++++ Exercise input ++++
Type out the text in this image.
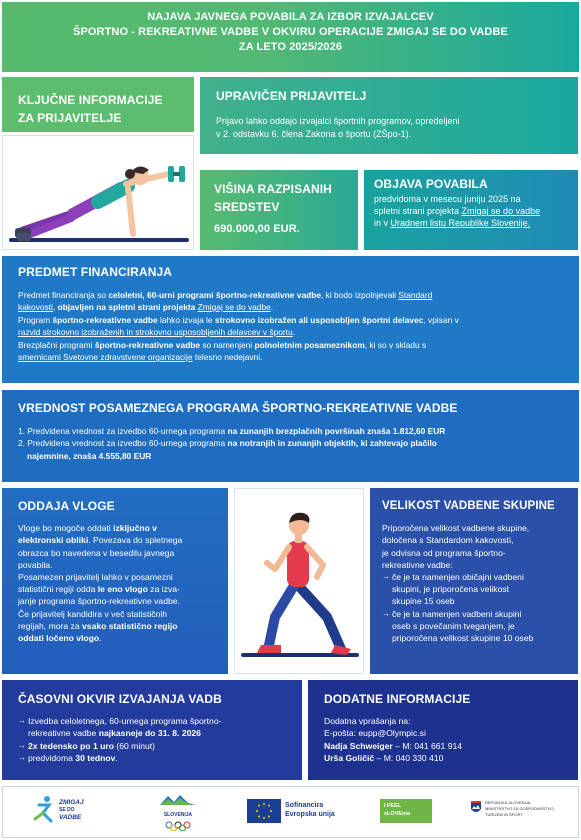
NAJAVA JAVNEGA POVABILA ZA IZBOR IZVAJALCEV
ŠPORTNO - REKREATIVNE VADBE V OKVIRU OPERACIJE ZMIGAJ SE DO VADBE
ZA LETO 2025/2026
KLJUČNE INFORMACIJE
ZA PRIJAVITELJE
UPRAVIČEN PRIJAVITELJ
Prijavo lahko oddajo izvajalci športnih programov, opredeljeni
v 2. odstavku 6. člena Zakona o športu (ZŠpo-1).
VIŠINA RAZPISANIH
SREDSTEV
690.000,00 EUR.
OBJAVA POVABILA
predvidoma v mesecu juniju 2025 na
spletni strani projekta Zmigaj se do vadbe
in v Uradnem listu Republike Slovenije.
PREDMET FINANCIRANJA

Predmet financiranja so celoletni, 60-urni programi športno-rekreativne vadbe, ki bodo izpolnjevali Standard

kakovosti, objavljen na spletni strani projekta Zmigaj se do vadbe.

Program športno-rekreativne vadbe lahko izvaja le strokovno izobražen ali usposobljen športni delavec, vpisan v

razvid strokovno izobraženih in strokovno usposobljenih delavcev v športu.

Brezplačni programi športno-rekreativne vadbe so namenjeni polnoletnim posameznikom, ki so v skladu s

smernicami Svetovne zdravstvene organizacije telesno nedejavni.

VREDNOST POSAMEZNEGA PROGRAMA ŠPORTNO-REKREATIVNE VADBE

1. Predvidena vrednost za izvedbo 60-urnega programa na zunanjih brezplačnih površinah znaša 1.812,60 EUR

2. Predvidena vrednost za izvedbo 60-urnega programa na notranjih in zunanjih objektih, ki zahtevajo plačilo

najemnine, znaša 4.555,80 EUR

ODDAJA VLOGE

Vloge bo mogoče oddati izključno v

elektronski obliki. Povezava do spletnega

obrazca bo navedena v besedilu javnega

povabila.

Posamezen prijavitelj lahko v posamezni

statistični regiji odda le eno vlogo za izva-

janje programa športno-rekreativne vadbe.

Če prijavitelj kandidira v več statističnih

regijah, mora za vsako statistično regijo

oddati ločeno vlogo.

VELIKOST VADBENE SKUPINE

Priporočena velikost vadbene skupine,

določena s Standardom kakovosti,

je odvisna od programa športno-

rekreativne vadbe:

→ če je ta namenjen običajni vadbeni
skupini, je priporočena velikost
skupine 15 oseb
→ če je ta namenjen vadbeni skupini
oseb s povečanim tveganjem, je
priporočena velikost skupine 10 oseb
ČASOVNI OKVIR IZVAJANJA VADB
→ Izvedba celoletnega, 60-urnega programa športno-
rekreativne vadbe najkasneje do 31. 8. 2026
→ 2x tedensko po 1 uro (60 minut)
→ predvidoma 30 tednov.
DODATNE INFORMACIJE

Dodatna vprašanja na:

E-pošta: eupp@Olympic.si

Nadja Schweiger – M: 041 661 914

Urša Goličič – M: 040 330 410

ZMIGAJ
SE DO
VADBE	SLOVENIJA
Sofinancira
Evropska unija
I FEEL sLOVEnia
REPUBLIKA SLOVENIJA
MINISTRSTVO ZA GOSPODARSTVO,
TURIZEM IN ŠPORT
++++
- **Written request**:
Write out each line again precisely as it appears, skipping every picture.

- **Result of the task**:
Type out the text in this image.
NAJAVA JAVNEGA POVABILA ZA IZBOR IZVAJALCEV
ŠPORTNO - REKREATIVNE VADBE V OKVIRU OPERACIJE ZMIGAJ SE DO VADBE
ZA LETO 2025/2026
KLJUČNE INFORMACIJE
ZA PRIJAVITELJE
UPRAVIČEN PRIJAVITELJ
Prijavo lahko oddajo izvajalci športnih programov, opredeljeni
v 2. odstavku 6. člena Zakona o športu (ZŠpo-1).
VIŠINA RAZPISANIH
SREDSTEV
690.000,00 EUR.
OBJAVA POVABILA
predvidoma v mesecu juniju 2025 na
spletni strani projekta Zmigaj se do vadbe
in v Uradnem listu Republike Slovenije.
PREDMET FINANCIRANJA

Predmet financiranja so celoletni, 60-urni programi športno-rekreativne vadbe, ki bodo izpolnjevali Standard

kakovosti, objavljen na spletni strani projekta Zmigaj se do vadbe.

Program športno-rekreativne vadbe lahko izvaja le strokovno izobražen ali usposobljen športni delavec, vpisan v

razvid strokovno izobraženih in strokovno usposobljenih delavcev v športu.

Brezplačni programi športno-rekreativne vadbe so namenjeni polnoletnim posameznikom, ki so v skladu s

smernicami Svetovne zdravstvene organizacije telesno nedejavni.

VREDNOST POSAMEZNEGA PROGRAMA ŠPORTNO-REKREATIVNE VADBE

1. Predvidena vrednost za izvedbo 60-urnega programa na zunanjih brezplačnih površinah znaša 1.812,60 EUR

2. Predvidena vrednost za izvedbo 60-urnega programa na notranjih in zunanjih objektih, ki zahtevajo plačilo

najemnine, znaša 4.555,80 EUR

ODDAJA VLOGE

Vloge bo mogoče oddati izključno v

elektronski obliki. Povezava do spletnega

obrazca bo navedena v besedilu javnega

povabila.

Posamezen prijavitelj lahko v posamezni

statistični regiji odda le eno vlogo za izva-

janje programa športno-rekreativne vadbe.

Če prijavitelj kandidira v več statističnih

regijah, mora za vsako statistično regijo

oddati ločeno vlogo.

VELIKOST VADBENE SKUPINE

Priporočena velikost vadbene skupine,

določena s Standardom kakovosti,

je odvisna od programa športno-

rekreativne vadbe:

→ če je ta namenjen običajni vadbeni
skupini, je priporočena velikost
skupine 15 oseb
→ če je ta namenjen vadbeni skupini
oseb s povečanim tveganjem, je
priporočena velikost skupine 10 oseb
ČASOVNI OKVIR IZVAJANJA VADB
→ Izvedba celoletnega, 60-urnega programa športno-
rekreativne vadbe najkasneje do 31. 8. 2026
→ 2x tedensko po 1 uro (60 minut)
→ predvidoma 30 tednov.
DODATNE INFORMACIJE

Dodatna vprašanja na:

E-pošta: eupp@Olympic.si

Nadja Schweiger – M: 041 661 914

Urša Goličič – M: 040 330 410

ZMIGAJ
SE DO
VADBE	SLOVENIJA
Sofinancira
Evropska unija
I FEEL sLOVEnia
REPUBLIKA SLOVENIJA
MINISTRSTVO ZA GOSPODARSTVO,
TURIZEM IN ŠPORT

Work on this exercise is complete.